SUPPLIED RECORDS:
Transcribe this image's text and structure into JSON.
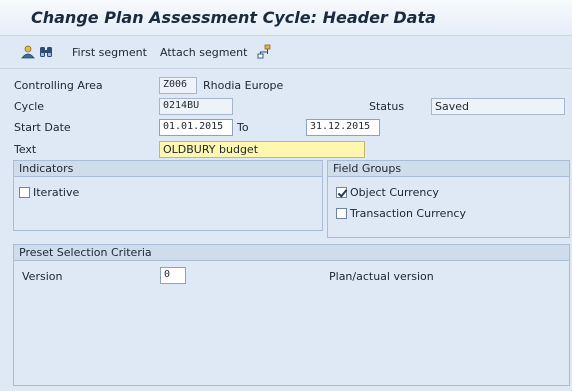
{
  "window": {
    "title": "Change Plan Assessment Cycle: Header Data"
  },
  "toolbar": {
    "items": [
      {
        "icon": "person-icon"
      },
      {
        "icon": "binoculars-icon"
      },
      {
        "label": "First segment"
      },
      {
        "label": "Attach segment"
      },
      {
        "icon": "hierarchy-icon"
      }
    ]
  },
  "header": {
    "controlling_area": {
      "label": "Controlling Area",
      "value": "Z006",
      "desc": "Rhodia Europe"
    },
    "cycle": {
      "label": "Cycle",
      "value": "0214BU"
    },
    "status": {
      "label": "Status",
      "value": "Saved"
    },
    "start_date": {
      "label": "Start Date",
      "value": "01.01.2015",
      "to_label": "To",
      "to_value": "31.12.2015"
    },
    "text": {
      "label": "Text",
      "value": "OLDBURY budget"
    }
  },
  "indicators": {
    "title": "Indicators",
    "iterative": {
      "label": "Iterative",
      "checked": false
    }
  },
  "field_groups": {
    "title": "Field Groups",
    "object_currency": {
      "label": "Object Currency",
      "checked": true
    },
    "transaction_currency": {
      "label": "Transaction Currency",
      "checked": false
    }
  },
  "preset": {
    "title": "Preset Selection Criteria",
    "version": {
      "label": "Version",
      "value": "0",
      "desc": "Plan/actual version"
    }
  },
  "colors": {
    "background": "#dfe9f5",
    "group_header": "#cfdceb",
    "text_field_highlight": "#fff7b0"
  }
}
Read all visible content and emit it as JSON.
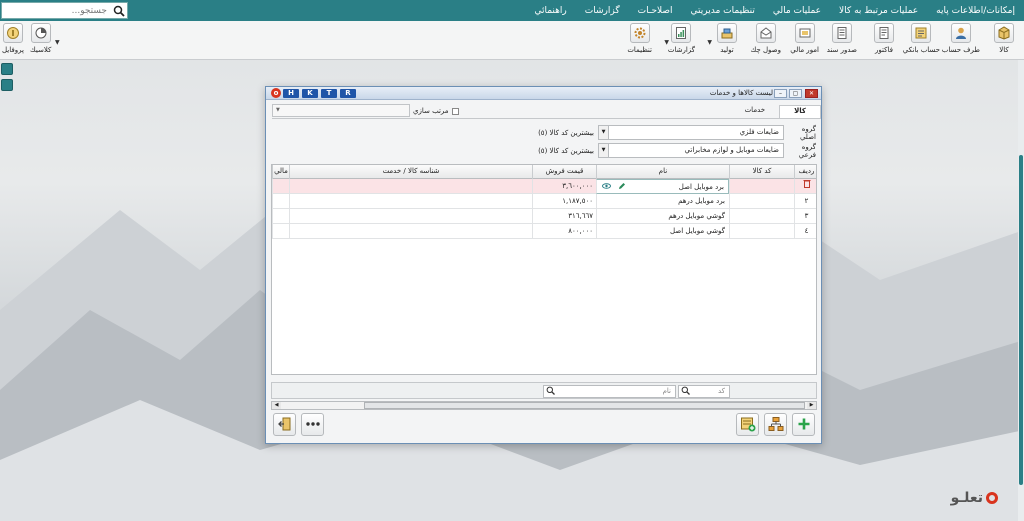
{
  "menu": {
    "items": [
      "إمكانات/اطلاعات پايه",
      "عمليات مرتبط به كالا",
      "عمليات مالي",
      "تنظيمات مديريتي",
      "اصلاحـات",
      "گزارشات",
      "راهنمائي"
    ],
    "search_placeholder": "جستجو..."
  },
  "toolbar": {
    "right": [
      "كالا",
      "طرف حساب",
      "حساب بانكي",
      "فاكتور",
      "صدور سند",
      "امور مالي",
      "وصول چك",
      "توليد",
      "گزارشات",
      "تنظيمات"
    ],
    "left": [
      "كلاسيك",
      "پروفايل"
    ]
  },
  "window": {
    "title": "ليست كالاها و خدمات",
    "hotkeys": [
      "R",
      "T",
      "K",
      "H"
    ],
    "tabs": [
      "كالا",
      "خدمات"
    ],
    "sort_label": "مرتب سازي",
    "main_group_label": "گروه اصلي",
    "main_group_value": "ضايعات فلزي",
    "main_group_note": "بيشترين كد كالا (٥)",
    "sub_group_label": "گروه فرعي",
    "sub_group_value": "ضايعات موبايل و لوازم مخابراتي",
    "sub_group_note": "بيشترين كد كالا (٥)",
    "columns": [
      "رديف",
      "كد كالا",
      "نام",
      "قيمت فروش",
      "شناسه كالا / خدمت",
      "مالي"
    ],
    "rows": [
      {
        "index": "١",
        "code": "",
        "name": "برد موبايل اصل",
        "price": "٣,٦٠٠,٠٠٠"
      },
      {
        "index": "٢",
        "code": "",
        "name": "برد موبايل درهم",
        "price": "١,١٨٧,٥٠٠"
      },
      {
        "index": "٣",
        "code": "",
        "name": "گوشي موبايل درهم",
        "price": "٣١٦,٦٦٧"
      },
      {
        "index": "٤",
        "code": "",
        "name": "گوشي موبايل اصل",
        "price": "٨٠٠,٠٠٠"
      }
    ],
    "filter_code_placeholder": "كد",
    "filter_name_placeholder": "نام"
  },
  "brand": {
    "name": "تعلـو"
  },
  "colors": {
    "accent": "#2a7f86",
    "window_border": "#6b8fb5",
    "selected_row": "#fbe3e6",
    "hotkey": "#1f55a8",
    "add_green": "#2aa34a"
  }
}
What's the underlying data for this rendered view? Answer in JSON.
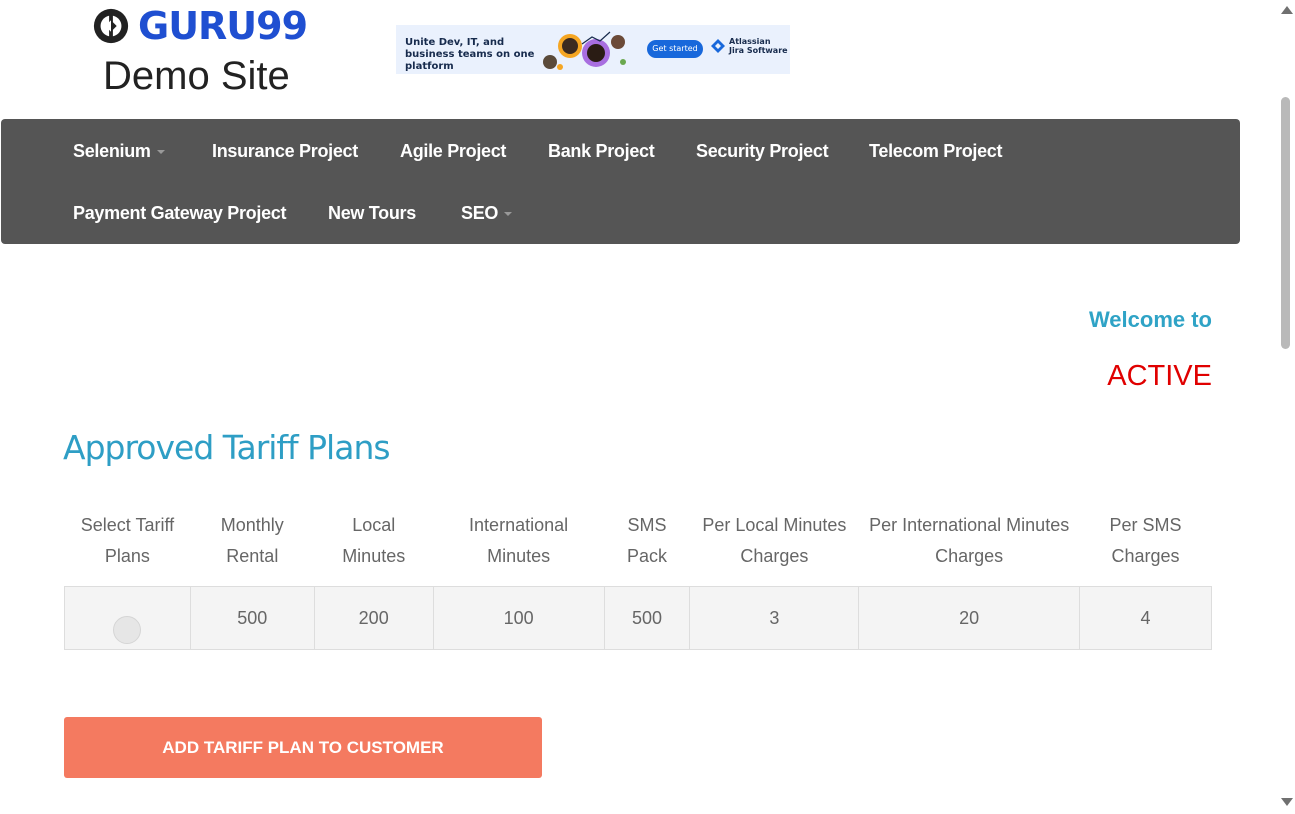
{
  "header": {
    "logo_text": "GURU99",
    "logo_subtitle": "Demo Site"
  },
  "ad": {
    "headline": "Unite Dev, IT, and business teams on one platform",
    "cta": "Get started",
    "brand_line1": "Atlassian",
    "brand_line2": "Jira Software"
  },
  "nav": {
    "items": [
      {
        "label": "Selenium",
        "dropdown": true
      },
      {
        "label": "Insurance Project",
        "dropdown": false
      },
      {
        "label": "Agile Project",
        "dropdown": false
      },
      {
        "label": "Bank Project",
        "dropdown": false
      },
      {
        "label": "Security Project",
        "dropdown": false
      },
      {
        "label": "Telecom Project",
        "dropdown": false
      },
      {
        "label": "Payment Gateway Project",
        "dropdown": false
      },
      {
        "label": "New Tours",
        "dropdown": false
      },
      {
        "label": "SEO",
        "dropdown": true
      }
    ]
  },
  "welcome": {
    "text": "Welcome to",
    "status": "ACTIVE"
  },
  "page_title": "Approved Tariff Plans",
  "table": {
    "headers": [
      "Select Tariff Plans",
      "Monthly Rental",
      "Local Minutes",
      "International Minutes",
      "SMS Pack",
      "Per Local Minutes Charges",
      "Per International Minutes Charges",
      "Per SMS Charges"
    ],
    "rows": [
      {
        "monthly_rental": "500",
        "local_minutes": "200",
        "international_minutes": "100",
        "sms_pack": "500",
        "per_local": "3",
        "per_international": "20",
        "per_sms": "4"
      }
    ]
  },
  "submit_label": "ADD TARIFF PLAN TO CUSTOMER",
  "colors": {
    "nav_bg": "#555555",
    "accent_blue": "#2e9ec5",
    "status_red": "#e00000",
    "button": "#f47a60",
    "logo_blue": "#1f4fd1"
  }
}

PROBLEM DESCRIPTION: Without the pictures, transcribe the listing above exactly.

SOLVED EXERCISE:
Transcribe this image's text and structure into JSON.
{
  "window": {
    "title": "Change Plan Assessment Cycle: Header Data"
  },
  "toolbar": {
    "items": [
      {
        "icon": "person-icon"
      },
      {
        "icon": "binoculars-icon"
      },
      {
        "label": "First segment"
      },
      {
        "label": "Attach segment"
      },
      {
        "icon": "hierarchy-icon"
      }
    ]
  },
  "header": {
    "controlling_area": {
      "label": "Controlling Area",
      "value": "Z006",
      "desc": "Rhodia Europe"
    },
    "cycle": {
      "label": "Cycle",
      "value": "0214BU"
    },
    "status": {
      "label": "Status",
      "value": "Saved"
    },
    "start_date": {
      "label": "Start Date",
      "value": "01.01.2015",
      "to_label": "To",
      "to_value": "31.12.2015"
    },
    "text": {
      "label": "Text",
      "value": "OLDBURY budget"
    }
  },
  "indicators": {
    "title": "Indicators",
    "iterative": {
      "label": "Iterative",
      "checked": false
    }
  },
  "field_groups": {
    "title": "Field Groups",
    "object_currency": {
      "label": "Object Currency",
      "checked": true
    },
    "transaction_currency": {
      "label": "Transaction Currency",
      "checked": false
    }
  },
  "preset": {
    "title": "Preset Selection Criteria",
    "version": {
      "label": "Version",
      "value": "0",
      "desc": "Plan/actual version"
    }
  },
  "colors": {
    "background": "#dfe9f5",
    "group_header": "#cfdceb",
    "text_field_highlight": "#fff7b0"
  }
}
Read all visible content and emit it as JSON.
{
  "menu": {
    "items": [
      "إمكانات/اطلاعات پايه",
      "عمليات مرتبط به كالا",
      "عمليات مالي",
      "تنظيمات مديريتي",
      "اصلاحـات",
      "گزارشات",
      "راهنمائي"
    ],
    "search_placeholder": "جستجو..."
  },
  "toolbar": {
    "right": [
      "كالا",
      "طرف حساب",
      "حساب بانكي",
      "فاكتور",
      "صدور سند",
      "امور مالي",
      "وصول چك",
      "توليد",
      "گزارشات",
      "تنظيمات"
    ],
    "left": [
      "كلاسيك",
      "پروفايل"
    ]
  },
  "window": {
    "title": "ليست كالاها و خدمات",
    "hotkeys": [
      "R",
      "T",
      "K",
      "H"
    ],
    "tabs": [
      "كالا",
      "خدمات"
    ],
    "sort_label": "مرتب سازي",
    "main_group_label": "گروه اصلي",
    "main_group_value": "ضايعات فلزي",
    "main_group_note": "بيشترين كد كالا (٥)",
    "sub_group_label": "گروه فرعي",
    "sub_group_value": "ضايعات موبايل و لوازم مخابراتي",
    "sub_group_note": "بيشترين كد كالا (٥)",
    "columns": [
      "رديف",
      "كد كالا",
      "نام",
      "قيمت فروش",
      "شناسه كالا / خدمت",
      "مالي"
    ],
    "rows": [
      {
        "index": "١",
        "code": "",
        "name": "برد موبايل اصل",
        "price": "٣,٦٠٠,٠٠٠"
      },
      {
        "index": "٢",
        "code": "",
        "name": "برد موبايل درهم",
        "price": "١,١٨٧,٥٠٠"
      },
      {
        "index": "٣",
        "code": "",
        "name": "گوشي موبايل درهم",
        "price": "٣١٦,٦٦٧"
      },
      {
        "index": "٤",
        "code": "",
        "name": "گوشي موبايل اصل",
        "price": "٨٠٠,٠٠٠"
      }
    ],
    "filter_code_placeholder": "كد",
    "filter_name_placeholder": "نام"
  },
  "brand": {
    "name": "تعلـو"
  },
  "colors": {
    "accent": "#2a7f86",
    "window_border": "#6b8fb5",
    "selected_row": "#fbe3e6",
    "hotkey": "#1f55a8",
    "add_green": "#2aa34a"
  }
}
What's the underlying data for this rendered view? Answer in JSON.
{
  "header": {
    "logo_text": "GURU99",
    "logo_subtitle": "Demo Site"
  },
  "ad": {
    "headline": "Unite Dev, IT, and business teams on one platform",
    "cta": "Get started",
    "brand_line1": "Atlassian",
    "brand_line2": "Jira Software"
  },
  "nav": {
    "items": [
      {
        "label": "Selenium",
        "dropdown": true
      },
      {
        "label": "Insurance Project",
        "dropdown": false
      },
      {
        "label": "Agile Project",
        "dropdown": false
      },
      {
        "label": "Bank Project",
        "dropdown": false
      },
      {
        "label": "Security Project",
        "dropdown": false
      },
      {
        "label": "Telecom Project",
        "dropdown": false
      },
      {
        "label": "Payment Gateway Project",
        "dropdown": false
      },
      {
        "label": "New Tours",
        "dropdown": false
      },
      {
        "label": "SEO",
        "dropdown": true
      }
    ]
  },
  "welcome": {
    "text": "Welcome to",
    "status": "ACTIVE"
  },
  "page_title": "Approved Tariff Plans",
  "table": {
    "headers": [
      "Select Tariff Plans",
      "Monthly Rental",
      "Local Minutes",
      "International Minutes",
      "SMS Pack",
      "Per Local Minutes Charges",
      "Per International Minutes Charges",
      "Per SMS Charges"
    ],
    "rows": [
      {
        "monthly_rental": "500",
        "local_minutes": "200",
        "international_minutes": "100",
        "sms_pack": "500",
        "per_local": "3",
        "per_international": "20",
        "per_sms": "4"
      }
    ]
  },
  "submit_label": "ADD TARIFF PLAN TO CUSTOMER",
  "colors": {
    "nav_bg": "#555555",
    "accent_blue": "#2e9ec5",
    "status_red": "#e00000",
    "button": "#f47a60",
    "logo_blue": "#1f4fd1"
  }
}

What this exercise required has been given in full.